A autora aponta como um dos fatores que dificultam a delimitação de uma
identidade profissional o fato de serem crianças muito pequenas, especialmente nas
instituições que atendem crianças de 0 a 3 anos, cujas atividades desenvolvidas na creche
muito se assemelham àquelas desenvolvidas no âmbito da família, levando- nos a crer ser esse
um dos motivos da escassa presença de homens nessa atividade.
Para entender essa questão procuramos compreender qual a concepção de cuidado
expressa por professoras e professores e a sua relação com as questões relacionadas ao
gênero, considerando o cuidado como prática sócio-cultural, que no caso do estudo por nós
realizado é desenvolvida por homens e mulheres, o que nos instiga a compreender se esse
cuidado é desenvolvido da mesma maneira por ambos os sexos e que cada um, com as suas
especificidades, cuida de formas diferentes. Isso nos leva a concluir que não há um jeito
universal masculino ou feminino de cuidar, sendo essa uma atividade que pode ser exercida
tanto por mulheres como por homens.
3 OS SABERES DO MAGISTÉRIO INFANTIL
3 OS SABERES DO MAGISTÉRIO INFANTIL
“O trabalho doméstico é social e culturalmente compreendido como definidor das atividades ditas femininas e, no entanto, sempre foi objeto isolado de estudo, sem que se observasse o peso que sua presença, inexorável na vida da maioria das mulheres, teria sobre outras atividades desempenhadas por elas”.

------

## OBJETIVO DO EXERCÍCIO:
Reproduza sem alterações a passagem do texto sobre cuidado e gênero na educação infantil. Comece nas palavras "A autora aponta" e pare logo depois de "homens nessa atividade.". Os dados não têm nenhum papel nesta atividade.

## SEÇÃO DE DADOS:
------

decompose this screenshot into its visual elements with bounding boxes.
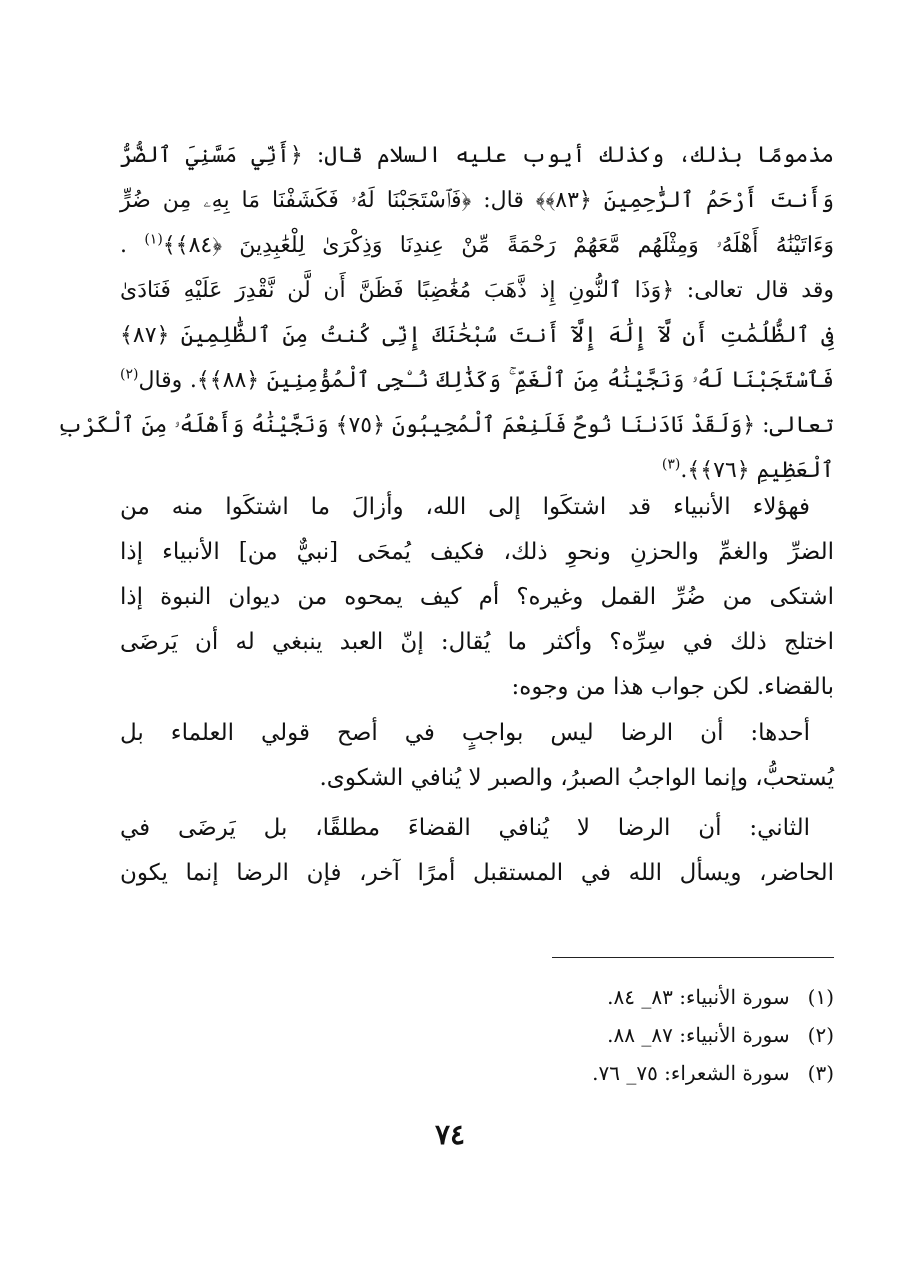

------

## A RESPOSTA:
A autora aponta como um dos fatores que dificultam a delimitação de uma
identidade profissional o fato de serem crianças muito pequenas, especialmente nas
instituições que atendem crianças de 0 a 3 anos, cujas atividades desenvolvidas na creche
muito se assemelham àquelas desenvolvidas no âmbito da família, levando- nos a crer ser esse
um dos motivos da escassa presença de homens nessa atividade.